» **STATED EXERCISE**
Output all the entries word for word. Omit the pictures.

» **SOURCE MATERIAL**
-*-

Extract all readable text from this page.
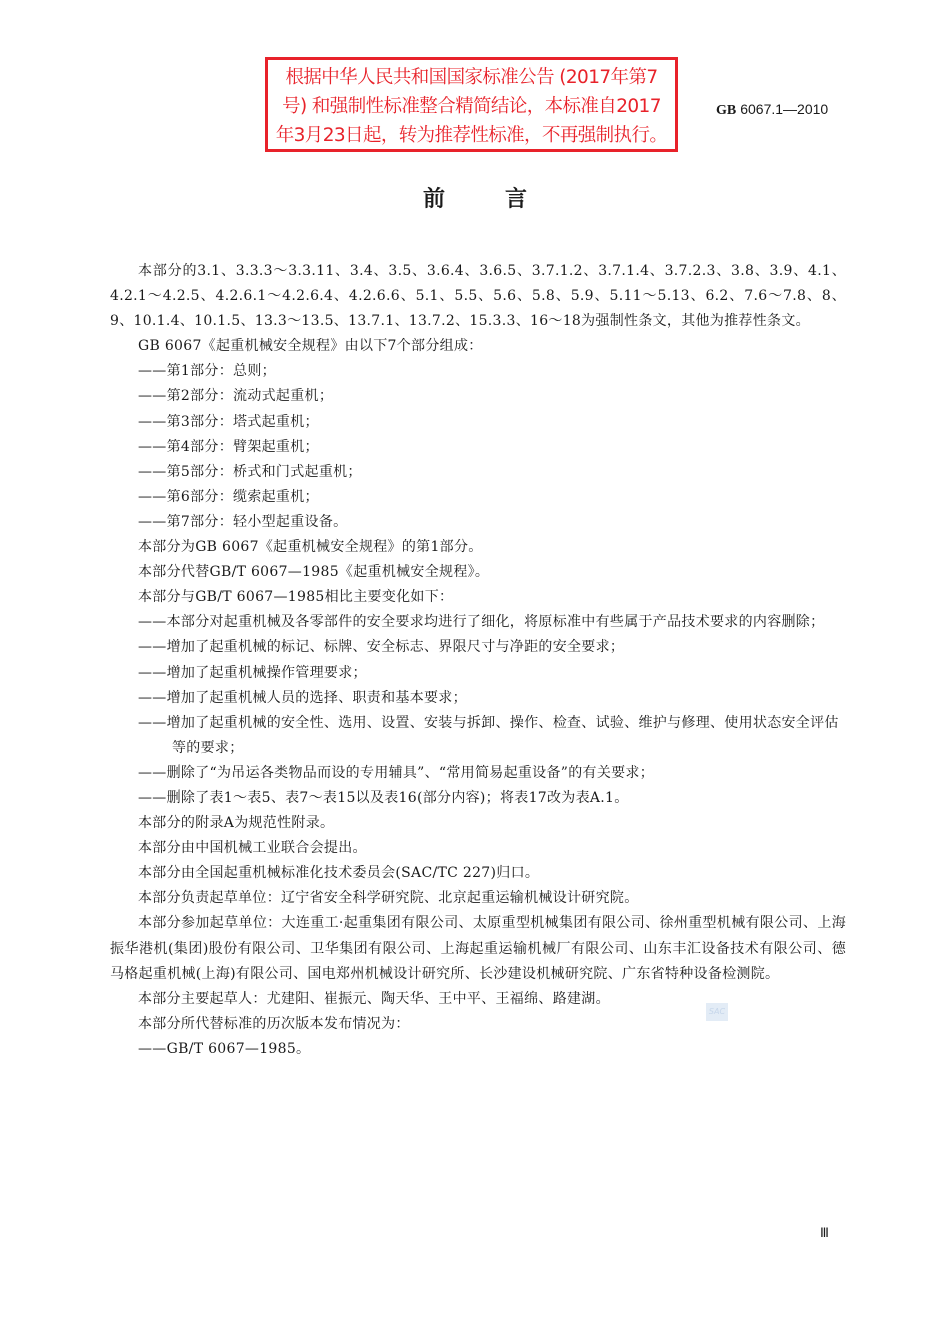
根据中华人民共和国国家标准公告 (2017年第7
号) 和强制性标准整合精简结论，本标准自2017
年3月23日起，转为推荐性标准，不再强制执行。
GB 6067.1—2010
前	言
本部分的3.1、3.3.3～3.3.11、3.4、3.5、3.6.4、3.6.5、3.7.1.2、3.7.1.4、3.7.2.3、3.8、3.9、4.1、4.2.1～4.2.5、4.2.6.1～4.2.6.4、4.2.6.6、5.1、5.5、5.6、5.8、5.9、5.11～5.13、6.2、7.6～7.8、8、9、10.1.4、10.1.5、13.3～13.5、13.7.1、13.7.2、15.3.3、16～18为强制性条文，其他为推荐性条文。
GB 6067《起重机械安全规程》由以下7个部分组成：
——第1部分：总则；
——第2部分：流动式起重机；
——第3部分：塔式起重机；
——第4部分：臂架起重机；
——第5部分：桥式和门式起重机；
——第6部分：缆索起重机；
——第7部分：轻小型起重设备。
本部分为GB 6067《起重机械安全规程》的第1部分。
本部分代替GB/T 6067—1985《起重机械安全规程》。
本部分与GB/T 6067—1985相比主要变化如下：
——本部分对起重机械及各零部件的安全要求均进行了细化，将原标准中有些属于产品技术要求的内容删除；
——增加了起重机械的标记、标牌、安全标志、界限尺寸与净距的安全要求；
——增加了起重机械操作管理要求；
——增加了起重机械人员的选择、职责和基本要求；
——增加了起重机械的安全性、选用、设置、安装与拆卸、操作、检查、试验、维护与修理、使用状态安全评估等的要求；
——删除了“为吊运各类物品而设的专用辅具”、“常用简易起重设备”的有关要求；
——删除了表1～表5、表7～表15以及表16(部分内容)；将表17改为表A.1。
本部分的附录A为规范性附录。
本部分由中国机械工业联合会提出。
本部分由全国起重机械标准化技术委员会(SAC/TC 227)归口。
本部分负责起草单位：辽宁省安全科学研究院、北京起重运输机械设计研究院。
本部分参加起草单位：大连重工·起重集团有限公司、太原重型机械集团有限公司、徐州重型机械有限公司、上海振华港机(集团)股份有限公司、卫华集团有限公司、上海起重运输机械厂有限公司、山东丰汇设备技术有限公司、德马格起重机械(上海)有限公司、国电郑州机械设计研究所、长沙建设机械研究院、广东省特种设备检测院。
本部分主要起草人：尤建阳、崔振元、陶天华、王中平、王福绵、路建湖。
本部分所代替标准的历次版本发布情况为：
——GB/T 6067—1985。
SAC
Ⅲ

-*-

» **RIGHT ANSWER**
Extract all readable text from this page.
根据中华人民共和国国家标准公告 (2017年第7
号) 和强制性标准整合精简结论，本标准自2017
年3月23日起，转为推荐性标准，不再强制执行。
GB 6067.1—2010
前	言
本部分的3.1、3.3.3～3.3.11、3.4、3.5、3.6.4、3.6.5、3.7.1.2、3.7.1.4、3.7.2.3、3.8、3.9、4.1、4.2.1～4.2.5、4.2.6.1～4.2.6.4、4.2.6.6、5.1、5.5、5.6、5.8、5.9、5.11～5.13、6.2、7.6～7.8、8、9、10.1.4、10.1.5、13.3～13.5、13.7.1、13.7.2、15.3.3、16～18为强制性条文，其他为推荐性条文。
GB 6067《起重机械安全规程》由以下7个部分组成：
——第1部分：总则；
——第2部分：流动式起重机；
——第3部分：塔式起重机；
——第4部分：臂架起重机；
——第5部分：桥式和门式起重机；
——第6部分：缆索起重机；
——第7部分：轻小型起重设备。
本部分为GB 6067《起重机械安全规程》的第1部分。
本部分代替GB/T 6067—1985《起重机械安全规程》。
本部分与GB/T 6067—1985相比主要变化如下：
——本部分对起重机械及各零部件的安全要求均进行了细化，将原标准中有些属于产品技术要求的内容删除；
——增加了起重机械的标记、标牌、安全标志、界限尺寸与净距的安全要求；
——增加了起重机械操作管理要求；
——增加了起重机械人员的选择、职责和基本要求；
——增加了起重机械的安全性、选用、设置、安装与拆卸、操作、检查、试验、维护与修理、使用状态安全评估等的要求；
——删除了“为吊运各类物品而设的专用辅具”、“常用简易起重设备”的有关要求；
——删除了表1～表5、表7～表15以及表16(部分内容)；将表17改为表A.1。
本部分的附录A为规范性附录。
本部分由中国机械工业联合会提出。
本部分由全国起重机械标准化技术委员会(SAC/TC 227)归口。
本部分负责起草单位：辽宁省安全科学研究院、北京起重运输机械设计研究院。
本部分参加起草单位：大连重工·起重集团有限公司、太原重型机械集团有限公司、徐州重型机械有限公司、上海振华港机(集团)股份有限公司、卫华集团有限公司、上海起重运输机械厂有限公司、山东丰汇设备技术有限公司、德马格起重机械(上海)有限公司、国电郑州机械设计研究所、长沙建设机械研究院、广东省特种设备检测院。
本部分主要起草人：尤建阳、崔振元、陶天华、王中平、王福绵、路建湖。
本部分所代替标准的历次版本发布情况为：
——GB/T 6067—1985。
SAC
Ⅲ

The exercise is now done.